● **Information given**:

[START]

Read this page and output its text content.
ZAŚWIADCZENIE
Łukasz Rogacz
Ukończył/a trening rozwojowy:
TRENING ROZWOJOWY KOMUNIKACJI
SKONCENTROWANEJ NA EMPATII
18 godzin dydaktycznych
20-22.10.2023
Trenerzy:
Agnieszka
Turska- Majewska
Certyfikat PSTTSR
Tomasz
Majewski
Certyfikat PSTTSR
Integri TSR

[END]
[START]

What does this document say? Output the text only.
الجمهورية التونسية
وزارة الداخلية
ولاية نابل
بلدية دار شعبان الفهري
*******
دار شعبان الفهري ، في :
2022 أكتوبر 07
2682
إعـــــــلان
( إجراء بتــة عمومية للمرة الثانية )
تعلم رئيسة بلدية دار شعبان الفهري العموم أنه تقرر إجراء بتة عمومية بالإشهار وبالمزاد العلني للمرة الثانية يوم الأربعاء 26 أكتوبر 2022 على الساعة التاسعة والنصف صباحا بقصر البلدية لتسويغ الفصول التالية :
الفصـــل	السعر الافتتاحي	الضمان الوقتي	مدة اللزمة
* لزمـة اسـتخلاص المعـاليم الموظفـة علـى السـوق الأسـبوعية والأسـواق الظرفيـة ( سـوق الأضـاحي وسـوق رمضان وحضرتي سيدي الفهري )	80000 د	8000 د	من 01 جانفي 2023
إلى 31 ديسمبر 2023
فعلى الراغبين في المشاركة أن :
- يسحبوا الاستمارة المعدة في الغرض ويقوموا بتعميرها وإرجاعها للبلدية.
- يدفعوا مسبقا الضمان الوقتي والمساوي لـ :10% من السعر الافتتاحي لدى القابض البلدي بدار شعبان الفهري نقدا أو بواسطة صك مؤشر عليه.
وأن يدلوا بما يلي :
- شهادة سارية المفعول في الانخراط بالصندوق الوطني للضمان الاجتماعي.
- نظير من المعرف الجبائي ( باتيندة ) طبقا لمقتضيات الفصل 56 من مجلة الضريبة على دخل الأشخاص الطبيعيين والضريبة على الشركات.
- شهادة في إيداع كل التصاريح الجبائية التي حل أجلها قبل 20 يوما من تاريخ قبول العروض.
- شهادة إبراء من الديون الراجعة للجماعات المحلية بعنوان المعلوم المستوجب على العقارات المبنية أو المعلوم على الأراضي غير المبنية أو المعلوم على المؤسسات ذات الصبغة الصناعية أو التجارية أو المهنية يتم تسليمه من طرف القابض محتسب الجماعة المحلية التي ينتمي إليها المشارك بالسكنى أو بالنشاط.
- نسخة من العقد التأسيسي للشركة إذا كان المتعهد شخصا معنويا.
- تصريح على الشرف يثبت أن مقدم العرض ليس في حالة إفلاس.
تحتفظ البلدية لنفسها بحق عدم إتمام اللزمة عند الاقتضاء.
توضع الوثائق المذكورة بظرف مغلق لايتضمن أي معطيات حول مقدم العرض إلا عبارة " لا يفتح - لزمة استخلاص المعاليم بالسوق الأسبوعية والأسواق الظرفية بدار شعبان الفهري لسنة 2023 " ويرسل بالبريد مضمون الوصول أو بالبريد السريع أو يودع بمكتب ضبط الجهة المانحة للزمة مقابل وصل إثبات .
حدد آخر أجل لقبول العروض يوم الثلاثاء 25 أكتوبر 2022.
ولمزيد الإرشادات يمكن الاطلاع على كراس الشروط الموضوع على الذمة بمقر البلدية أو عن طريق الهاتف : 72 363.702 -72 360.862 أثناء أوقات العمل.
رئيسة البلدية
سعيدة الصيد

[END]

● **Your task**: Count how many lines of the material hold the string "مقدم". Give the number and nothing more.

● **Exercise response**: 2